• OBJECTIVE:
Which lines hold the word "нашей"? Show each of them.

## start MATERIAL TO PROCESS

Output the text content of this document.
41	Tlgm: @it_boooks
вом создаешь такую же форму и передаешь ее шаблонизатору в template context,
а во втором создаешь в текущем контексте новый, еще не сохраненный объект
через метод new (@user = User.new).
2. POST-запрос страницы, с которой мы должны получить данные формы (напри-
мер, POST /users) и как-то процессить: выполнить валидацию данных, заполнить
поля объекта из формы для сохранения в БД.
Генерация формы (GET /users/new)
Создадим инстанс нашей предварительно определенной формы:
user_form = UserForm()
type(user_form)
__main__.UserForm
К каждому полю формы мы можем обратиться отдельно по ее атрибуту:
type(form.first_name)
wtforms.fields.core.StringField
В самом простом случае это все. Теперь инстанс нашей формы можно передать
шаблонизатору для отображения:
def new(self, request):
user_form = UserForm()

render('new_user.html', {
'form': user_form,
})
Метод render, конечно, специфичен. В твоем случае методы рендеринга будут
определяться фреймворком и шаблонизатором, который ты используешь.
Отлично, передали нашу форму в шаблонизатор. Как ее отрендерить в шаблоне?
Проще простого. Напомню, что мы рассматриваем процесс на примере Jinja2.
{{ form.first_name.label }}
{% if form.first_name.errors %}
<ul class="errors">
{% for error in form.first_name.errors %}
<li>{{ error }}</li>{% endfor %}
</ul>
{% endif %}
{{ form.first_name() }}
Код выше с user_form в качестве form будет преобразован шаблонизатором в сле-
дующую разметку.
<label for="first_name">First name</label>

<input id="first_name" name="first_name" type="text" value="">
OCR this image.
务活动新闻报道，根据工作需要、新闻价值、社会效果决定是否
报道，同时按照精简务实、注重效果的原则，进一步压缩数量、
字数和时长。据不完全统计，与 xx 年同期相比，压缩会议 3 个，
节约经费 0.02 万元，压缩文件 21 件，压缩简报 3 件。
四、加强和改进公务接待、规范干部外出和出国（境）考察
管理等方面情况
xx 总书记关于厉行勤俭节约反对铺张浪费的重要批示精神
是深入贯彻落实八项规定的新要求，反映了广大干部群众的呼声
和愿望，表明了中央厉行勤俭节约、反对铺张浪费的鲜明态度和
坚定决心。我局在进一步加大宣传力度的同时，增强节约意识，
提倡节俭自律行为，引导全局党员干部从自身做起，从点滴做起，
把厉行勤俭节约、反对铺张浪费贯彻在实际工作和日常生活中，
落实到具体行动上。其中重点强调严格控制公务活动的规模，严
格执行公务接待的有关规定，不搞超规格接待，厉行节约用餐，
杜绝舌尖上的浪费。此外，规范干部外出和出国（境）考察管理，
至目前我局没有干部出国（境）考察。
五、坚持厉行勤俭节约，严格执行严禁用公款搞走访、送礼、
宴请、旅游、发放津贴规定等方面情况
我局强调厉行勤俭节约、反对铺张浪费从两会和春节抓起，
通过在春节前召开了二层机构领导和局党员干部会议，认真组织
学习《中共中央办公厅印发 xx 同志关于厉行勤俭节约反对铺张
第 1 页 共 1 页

## end MATERIAL TO PROCESS
## start MATERIAL TO PROCESS

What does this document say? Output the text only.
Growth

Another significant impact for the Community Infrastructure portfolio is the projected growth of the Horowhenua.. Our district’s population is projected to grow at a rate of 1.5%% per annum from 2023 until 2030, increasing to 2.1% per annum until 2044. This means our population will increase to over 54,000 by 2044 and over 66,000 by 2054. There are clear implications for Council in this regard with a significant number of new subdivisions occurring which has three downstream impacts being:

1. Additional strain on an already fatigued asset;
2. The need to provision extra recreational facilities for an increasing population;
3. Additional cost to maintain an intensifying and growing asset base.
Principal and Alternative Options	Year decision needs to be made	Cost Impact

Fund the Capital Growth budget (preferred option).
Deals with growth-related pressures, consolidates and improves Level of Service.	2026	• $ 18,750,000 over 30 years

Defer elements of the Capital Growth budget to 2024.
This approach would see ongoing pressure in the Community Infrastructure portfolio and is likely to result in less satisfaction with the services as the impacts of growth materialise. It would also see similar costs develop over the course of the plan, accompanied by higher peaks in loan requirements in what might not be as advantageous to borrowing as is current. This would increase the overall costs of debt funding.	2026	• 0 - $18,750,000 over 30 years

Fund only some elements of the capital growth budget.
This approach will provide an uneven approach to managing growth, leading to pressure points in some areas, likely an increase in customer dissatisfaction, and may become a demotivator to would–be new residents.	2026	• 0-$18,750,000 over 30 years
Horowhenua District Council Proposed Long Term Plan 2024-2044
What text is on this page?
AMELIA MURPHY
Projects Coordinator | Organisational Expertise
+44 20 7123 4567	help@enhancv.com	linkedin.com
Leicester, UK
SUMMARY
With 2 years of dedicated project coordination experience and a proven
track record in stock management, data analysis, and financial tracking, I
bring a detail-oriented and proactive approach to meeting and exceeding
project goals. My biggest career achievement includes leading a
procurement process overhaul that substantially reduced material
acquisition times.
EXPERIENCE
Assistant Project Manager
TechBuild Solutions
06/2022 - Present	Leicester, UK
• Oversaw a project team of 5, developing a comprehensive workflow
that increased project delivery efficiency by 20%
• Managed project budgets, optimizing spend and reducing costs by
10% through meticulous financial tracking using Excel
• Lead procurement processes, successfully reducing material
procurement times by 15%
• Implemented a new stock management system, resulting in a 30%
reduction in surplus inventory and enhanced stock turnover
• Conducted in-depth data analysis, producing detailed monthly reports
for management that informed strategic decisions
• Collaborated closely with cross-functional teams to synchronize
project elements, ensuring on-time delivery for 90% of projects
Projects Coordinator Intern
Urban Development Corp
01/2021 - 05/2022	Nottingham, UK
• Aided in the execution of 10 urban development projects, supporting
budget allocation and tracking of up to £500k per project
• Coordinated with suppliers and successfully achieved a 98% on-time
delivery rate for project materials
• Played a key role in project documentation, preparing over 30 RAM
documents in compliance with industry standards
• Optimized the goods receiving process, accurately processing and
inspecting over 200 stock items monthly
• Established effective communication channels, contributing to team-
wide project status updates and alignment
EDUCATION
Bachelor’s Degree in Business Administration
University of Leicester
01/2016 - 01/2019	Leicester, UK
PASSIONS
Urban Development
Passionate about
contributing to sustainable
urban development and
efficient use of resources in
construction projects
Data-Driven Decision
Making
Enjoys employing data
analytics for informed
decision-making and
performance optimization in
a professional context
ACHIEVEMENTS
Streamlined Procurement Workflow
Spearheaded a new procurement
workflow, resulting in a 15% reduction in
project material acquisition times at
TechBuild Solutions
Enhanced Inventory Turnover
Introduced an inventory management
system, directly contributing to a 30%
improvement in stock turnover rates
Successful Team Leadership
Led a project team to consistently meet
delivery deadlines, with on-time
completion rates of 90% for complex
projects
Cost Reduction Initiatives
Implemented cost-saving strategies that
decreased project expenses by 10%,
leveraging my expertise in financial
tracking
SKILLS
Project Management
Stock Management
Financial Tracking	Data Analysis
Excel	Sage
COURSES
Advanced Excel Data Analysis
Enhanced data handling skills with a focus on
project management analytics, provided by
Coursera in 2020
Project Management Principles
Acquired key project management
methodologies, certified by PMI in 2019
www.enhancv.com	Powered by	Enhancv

## end MATERIAL TO PROCESS

• THE RESULT:
Создадим инстанс нашей предварительно определенной формы:
В самом простом случае это все. Теперь инстанс нашей формы можно передать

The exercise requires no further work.